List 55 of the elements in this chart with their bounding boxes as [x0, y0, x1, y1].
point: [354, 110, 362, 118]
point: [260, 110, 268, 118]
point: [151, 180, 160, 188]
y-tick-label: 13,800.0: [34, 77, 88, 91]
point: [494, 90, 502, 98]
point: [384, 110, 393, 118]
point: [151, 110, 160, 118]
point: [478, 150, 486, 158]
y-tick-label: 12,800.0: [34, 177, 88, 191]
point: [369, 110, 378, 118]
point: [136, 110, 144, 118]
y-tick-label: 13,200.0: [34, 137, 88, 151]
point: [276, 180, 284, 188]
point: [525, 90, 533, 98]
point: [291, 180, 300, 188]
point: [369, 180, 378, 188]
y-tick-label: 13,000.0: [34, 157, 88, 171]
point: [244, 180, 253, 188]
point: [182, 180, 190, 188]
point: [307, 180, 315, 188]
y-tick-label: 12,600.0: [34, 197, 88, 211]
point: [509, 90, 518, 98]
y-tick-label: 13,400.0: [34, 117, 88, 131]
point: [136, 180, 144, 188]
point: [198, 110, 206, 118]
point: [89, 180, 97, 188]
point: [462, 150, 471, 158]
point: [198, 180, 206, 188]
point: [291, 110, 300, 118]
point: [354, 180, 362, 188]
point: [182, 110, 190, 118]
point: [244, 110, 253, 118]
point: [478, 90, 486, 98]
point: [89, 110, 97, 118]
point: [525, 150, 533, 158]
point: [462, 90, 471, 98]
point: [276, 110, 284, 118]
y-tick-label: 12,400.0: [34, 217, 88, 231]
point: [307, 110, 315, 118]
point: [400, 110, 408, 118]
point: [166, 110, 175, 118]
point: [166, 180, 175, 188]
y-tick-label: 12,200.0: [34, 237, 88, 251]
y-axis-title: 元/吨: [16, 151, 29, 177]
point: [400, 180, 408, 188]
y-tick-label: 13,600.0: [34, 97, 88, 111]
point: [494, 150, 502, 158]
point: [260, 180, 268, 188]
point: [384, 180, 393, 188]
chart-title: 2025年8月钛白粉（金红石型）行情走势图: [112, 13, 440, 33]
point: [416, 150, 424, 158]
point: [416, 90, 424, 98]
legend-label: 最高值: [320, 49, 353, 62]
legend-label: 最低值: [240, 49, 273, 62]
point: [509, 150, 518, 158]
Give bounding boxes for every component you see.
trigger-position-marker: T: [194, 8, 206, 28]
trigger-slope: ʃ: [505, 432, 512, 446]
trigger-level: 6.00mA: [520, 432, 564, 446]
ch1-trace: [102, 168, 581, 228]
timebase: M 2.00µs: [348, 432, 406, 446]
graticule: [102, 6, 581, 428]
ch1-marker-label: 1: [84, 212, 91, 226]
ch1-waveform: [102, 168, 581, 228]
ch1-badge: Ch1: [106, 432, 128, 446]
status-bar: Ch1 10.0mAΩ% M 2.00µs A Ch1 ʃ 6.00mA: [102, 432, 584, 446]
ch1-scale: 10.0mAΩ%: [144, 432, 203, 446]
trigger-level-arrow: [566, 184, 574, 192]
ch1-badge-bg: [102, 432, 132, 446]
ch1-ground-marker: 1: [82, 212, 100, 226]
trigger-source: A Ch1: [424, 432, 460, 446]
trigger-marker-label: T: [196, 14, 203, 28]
━━━━━━━━
— The task —
Print the data again exactly, from its first line through the line containing "Give bounding boxes", with both of those lines included.

— Written reply —
List 55 of the elements in this chart with their bounding boxes as [x0, y0, x1, y1].
point: [354, 110, 362, 118]
point: [260, 110, 268, 118]
point: [151, 180, 160, 188]
y-tick-label: 13,800.0: [34, 77, 88, 91]
point: [494, 90, 502, 98]
point: [384, 110, 393, 118]
point: [151, 110, 160, 118]
point: [478, 150, 486, 158]
y-tick-label: 12,800.0: [34, 177, 88, 191]
point: [369, 110, 378, 118]
point: [136, 110, 144, 118]
y-tick-label: 13,200.0: [34, 137, 88, 151]
point: [276, 180, 284, 188]
point: [525, 90, 533, 98]
point: [291, 180, 300, 188]
point: [369, 180, 378, 188]
y-tick-label: 13,000.0: [34, 157, 88, 171]
point: [244, 180, 253, 188]
point: [182, 180, 190, 188]
point: [307, 180, 315, 188]
y-tick-label: 12,600.0: [34, 197, 88, 211]
point: [509, 90, 518, 98]
y-tick-label: 13,400.0: [34, 117, 88, 131]
point: [136, 180, 144, 188]
point: [198, 110, 206, 118]
point: [89, 180, 97, 188]
point: [462, 150, 471, 158]
point: [198, 180, 206, 188]
point: [291, 110, 300, 118]
point: [354, 180, 362, 188]
point: [182, 110, 190, 118]
point: [244, 110, 253, 118]
point: [478, 90, 486, 98]
point: [89, 110, 97, 118]
point: [525, 150, 533, 158]
point: [462, 90, 471, 98]
point: [276, 110, 284, 118]
y-tick-label: 12,400.0: [34, 217, 88, 231]
point: [307, 110, 315, 118]
point: [400, 110, 408, 118]
point: [166, 110, 175, 118]
point: [166, 180, 175, 188]
y-tick-label: 12,200.0: [34, 237, 88, 251]
y-axis-title: 元/吨: [16, 151, 29, 177]
point: [400, 180, 408, 188]
y-tick-label: 13,600.0: [34, 97, 88, 111]
point: [494, 150, 502, 158]
point: [260, 180, 268, 188]
point: [384, 180, 393, 188]
chart-title: 2025年8月钛白粉（金红石型）行情走势图: [112, 13, 440, 33]
point: [416, 150, 424, 158]
point: [416, 90, 424, 98]
legend-label: 最高值: [320, 49, 353, 62]
legend-label: 最低值: [240, 49, 273, 62]
point: [509, 150, 518, 158]
Give bounding boxes for every component you see.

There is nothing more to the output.